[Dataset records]
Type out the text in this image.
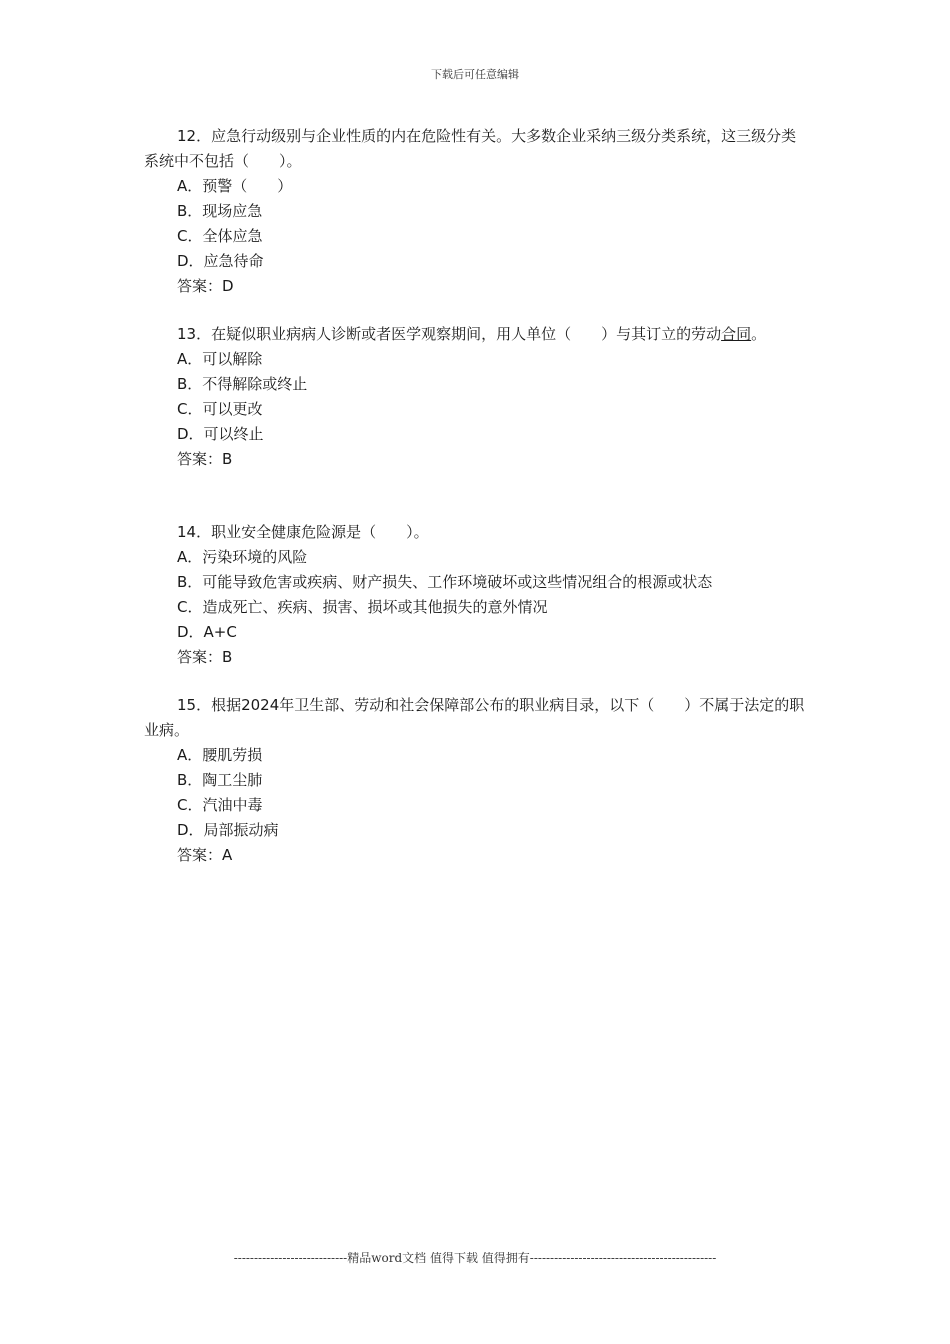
下载后可任意编辑

12．应急行动级别与企业性质的内在危险性有关。大多数企业采纳三级分类系统，这三级分类系统中不包括（　　）。

A．预警（　　）

B．现场应急

C．全体应急

D．应急待命

答案：D

13．在疑似职业病病人诊断或者医学观察期间，用人单位（　　）与其订立的劳动合同。

A．可以解除

B．不得解除或终止

C．可以更改

D．可以终止

答案：B

14．职业安全健康危险源是（　　）。

A．污染环境的风险

B．可能导致危害或疾病、财产损失、工作环境破坏或这些情况组合的根源或状态

C．造成死亡、疾病、损害、损坏或其他损失的意外情况

D．A+C

答案：B

15．根据2024年卫生部、劳动和社会保障部公布的职业病目录，以下（　　）不属于法定的职业病。

A．腰肌劳损

B．陶工尘肺

C．汽油中毒

D．局部振动病

答案：A

----------------------------精品word文档 值得下载 值得拥有----------------------------------------------
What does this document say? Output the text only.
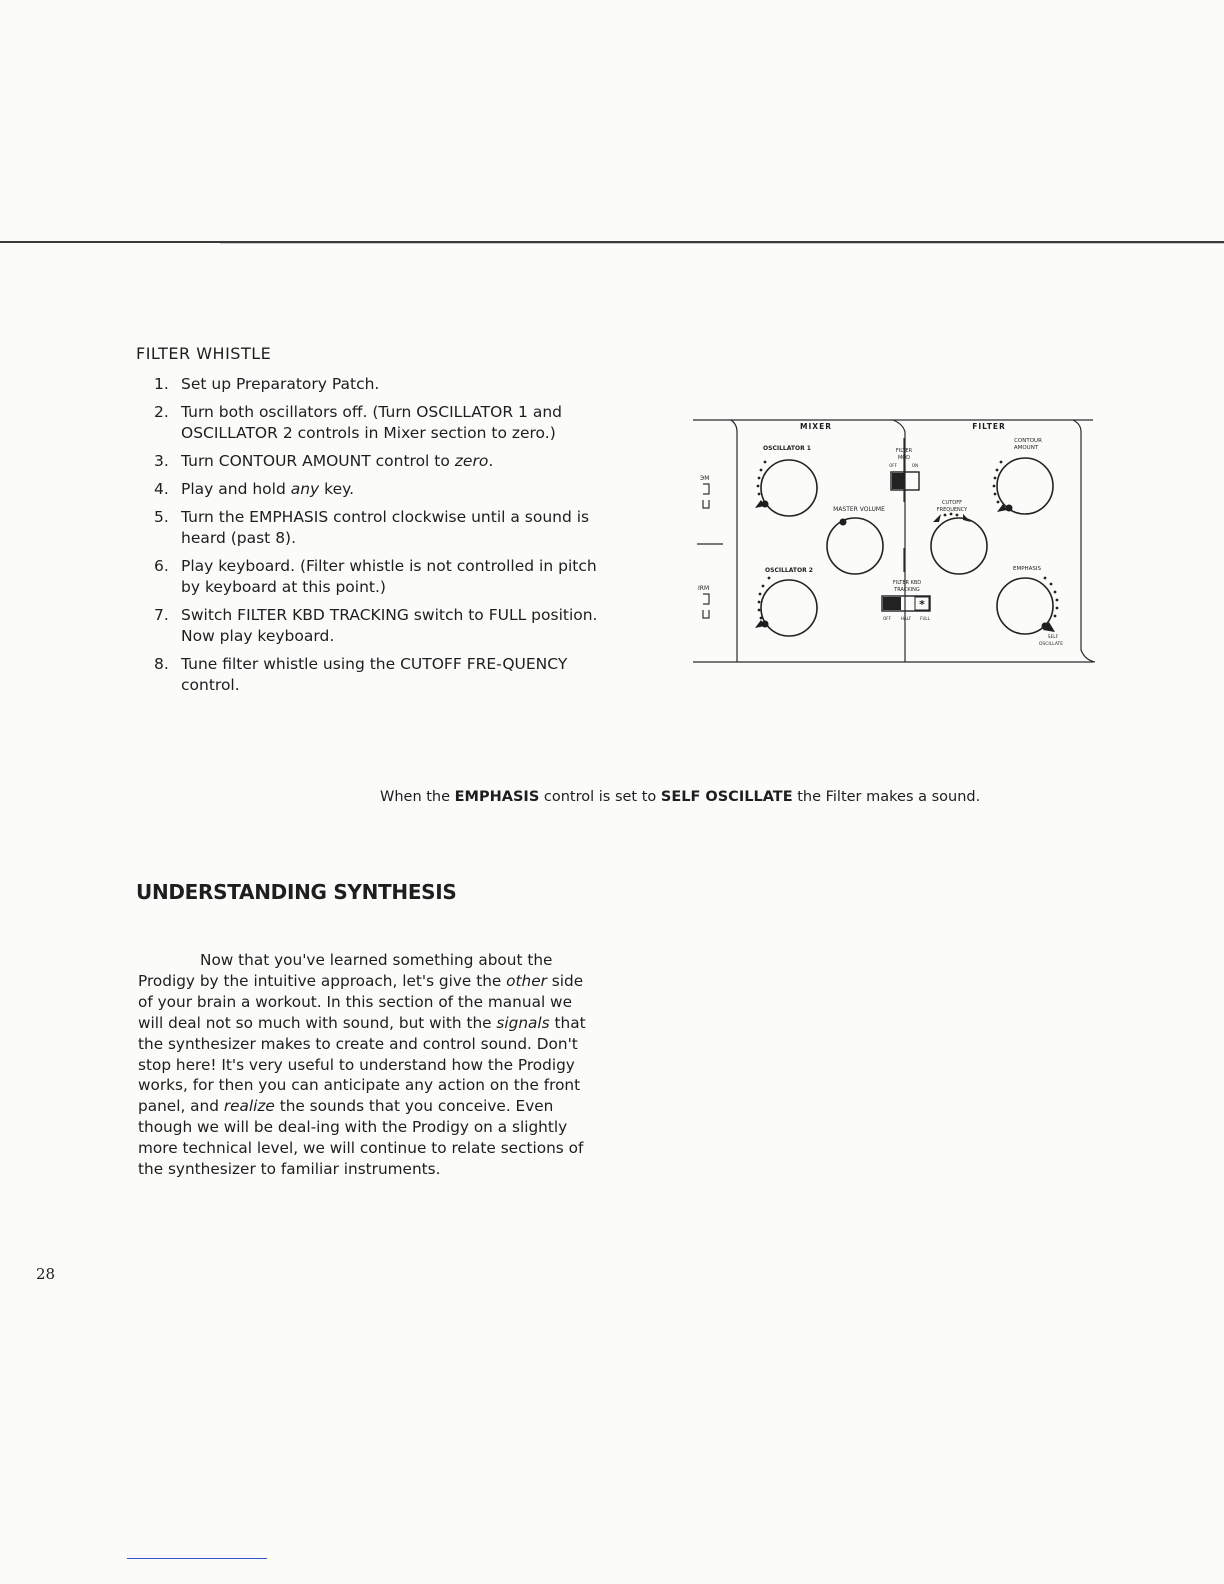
FILTER WHISTLE
1. Set up Preparatory Patch.
2. Turn both oscillators off. (Turn OSCILLATOR 1 and OSCILLATOR 2 controls in Mixer section to zero.)
3. Turn CONTOUR AMOUNT control to zero.
4. Play and hold any key.
5. Turn the EMPHASIS control clockwise until a sound is heard (past 8).
6. Play keyboard. (Filter whistle is not controlled in pitch by keyboard at this point.)
7. Switch FILTER KBD TRACKING switch to FULL position. Now play keyboard.
8. Tune filter whistle using the CUTOFF FRE-QUENCY control.
ЭМ
ІRM
MIXER	FILTER
OSCILLATOR 1
MASTER VOLUME
FILTER
MOD
OFF	ON
CUTOFF
FREQUENCY
CONTOUR
AMOUNT
OSCILLATOR 2
FILTER KBD
TRACKING
*
OFF HALF FULL
EMPHASIS
SELF
OSCILLATE

When the EMPHASIS control is set to SELF OSCILLATE the Filter makes a sound.

UNDERSTANDING SYNTHESIS

Now that you've learned something about the Prodigy by the intuitive approach, let's give the other side of your brain a workout. In this section of the manual we will deal not so much with sound, but with the signals that the synthesizer makes to create and control sound. Don't stop here! It's very useful to understand how the Prodigy works, for then you can anticipate any action on the front panel, and realize the sounds that you conceive. Even though we will be deal-ing with the Prodigy on a slightly more technical level, we will continue to relate sections of the synthesizer to familiar instruments.

28
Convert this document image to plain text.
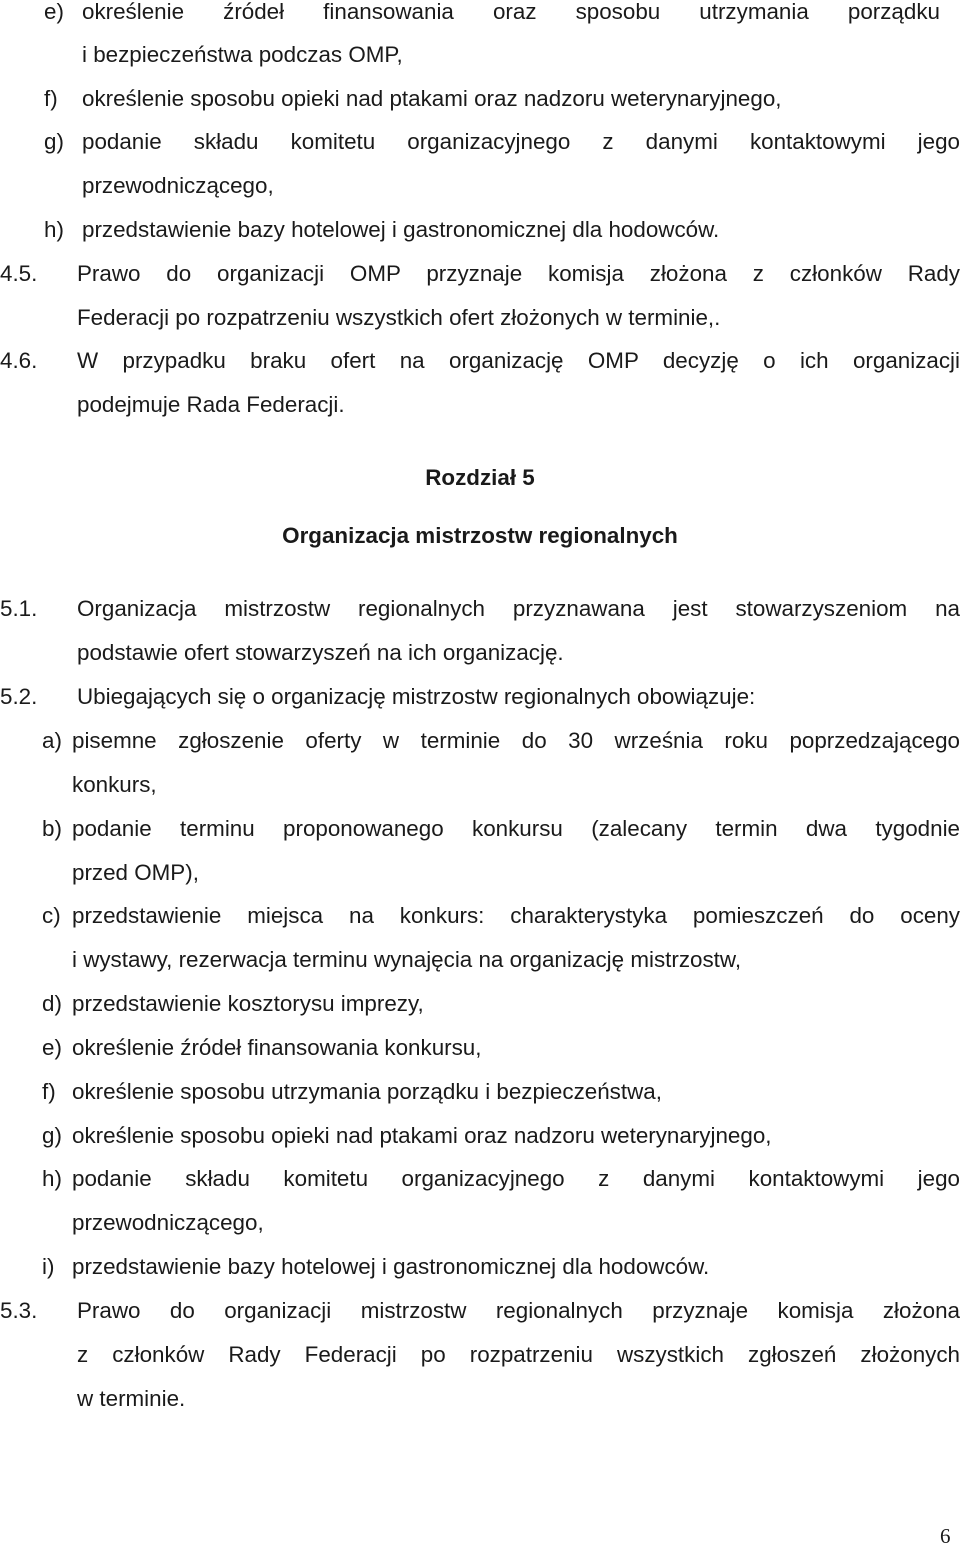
e) określenie źródeł finansowania oraz sposobu utrzymania porządku
i bezpieczeństwa podczas OMP,
f) określenie sposobu opieki nad ptakami oraz nadzoru weterynaryjnego,
g) podanie składu komitetu organizacyjnego z danymi kontaktowymi jego
przewodniczącego,
h) przedstawienie bazy hotelowej i gastronomicznej dla hodowców.
4.5. Prawo do organizacji OMP przyznaje komisja złożona z członków Rady
Federacji po rozpatrzeniu wszystkich ofert złożonych w terminie,.
4.6. W przypadku braku ofert na organizację OMP decyzję o ich organizacji
podejmuje Rada Federacji.
Rozdział 5
Organizacja mistrzostw regionalnych
5.1. Organizacja mistrzostw regionalnych przyznawana jest stowarzyszeniom na
podstawie ofert stowarzyszeń na ich organizację.
5.2. Ubiegających się o organizację mistrzostw regionalnych obowiązuje:
a) pisemne zgłoszenie oferty w terminie do 30 września roku poprzedzającego
konkurs,
b) podanie terminu proponowanego konkursu (zalecany termin dwa tygodnie
przed OMP),
c) przedstawienie miejsca na konkurs: charakterystyka pomieszczeń do oceny
i wystawy, rezerwacja terminu wynajęcia na organizację mistrzostw,
d) przedstawienie kosztorysu imprezy,
e) określenie źródeł finansowania konkursu,
f) określenie sposobu utrzymania porządku i bezpieczeństwa,
g) określenie sposobu opieki nad ptakami oraz nadzoru weterynaryjnego,
h) podanie składu komitetu organizacyjnego z danymi kontaktowymi jego
przewodniczącego,
i) przedstawienie bazy hotelowej i gastronomicznej dla hodowców.
5.3. Prawo do organizacji mistrzostw regionalnych przyznaje komisja złożona
z członków Rady Federacji po rozpatrzeniu wszystkich zgłoszeń złożonych
w terminie.
6
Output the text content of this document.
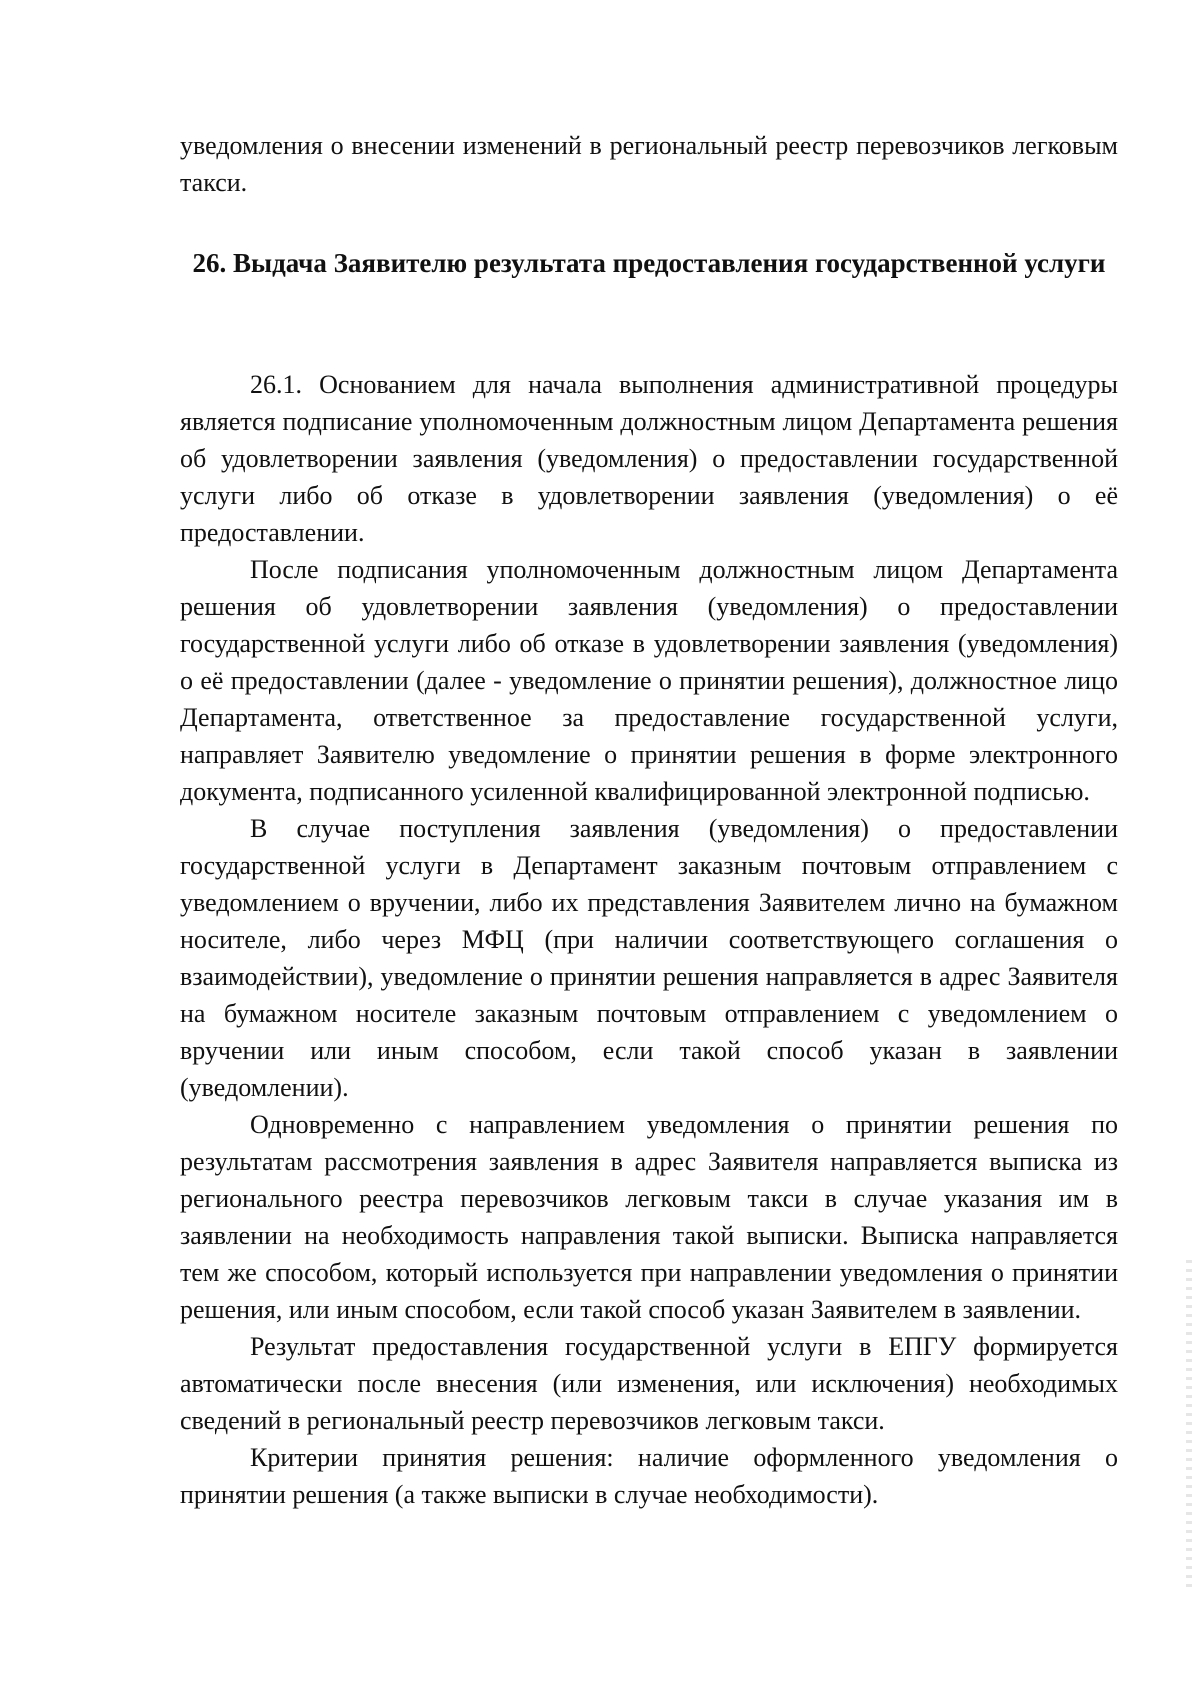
уведомления о внесении изменений в региональный реестр перевозчиков легковым такси.
26. Выдача Заявителю результата предоставления государственной услуги

26.1. Основанием для начала выполнения административной процедуры является подписание уполномоченным должностным лицом Департамента решения об удовлетворении заявления (уведомления) о предоставлении государственной услуги либо об отказе в удовлетворении заявления (уведомления) о её предоставлении.

После подписания уполномоченным должностным лицом Департамента решения об удовлетворении заявления (уведомления) о предоставлении государственной услуги либо об отказе в удовлетворении заявления (уведомления) о её предоставлении (далее - уведомление о принятии решения), должностное лицо Департамента, ответственное за предоставление государственной услуги, направляет Заявителю уведомление о принятии решения в форме электронного документа, подписанного усиленной квалифицированной электронной подписью.

В случае поступления заявления (уведомления) о предоставлении государственной услуги в Департамент заказным почтовым отправлением с уведомлением о вручении, либо их представления Заявителем лично на бумажном носителе, либо через МФЦ (при наличии соответствующего соглашения о взаимодействии), уведомление о принятии решения направляется в адрес Заявителя на бумажном носителе заказным почтовым отправлением с уведомлением о вручении или иным способом, если такой способ указан в заявлении (уведомлении).

Одновременно с направлением уведомления о принятии решения по результатам рассмотрения заявления в адрес Заявителя направляется выписка из регионального реестра перевозчиков легковым такси в случае указания им в заявлении на необходимость направления такой выписки. Выписка направляется тем же способом, который используется при направлении уведомления о принятии решения, или иным способом, если такой способ указан Заявителем в заявлении.

Результат предоставления государственной услуги в ЕПГУ формируется автоматически после внесения (или изменения, или исключения) необходимых сведений в региональный реестр перевозчиков легковым такси.

Критерии принятия решения: наличие оформленного уведомления о принятии решения (а также выписки в случае необходимости).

■ **WHAT IS NEEDED**: Isolate each line of the listing above that includes "jego". Copy it.

■ **THE SOLUTION**:
g) podanie składu komitetu organizacyjnego z danymi kontaktowymi jego
h) podanie składu komitetu organizacyjnego z danymi kontaktowymi jego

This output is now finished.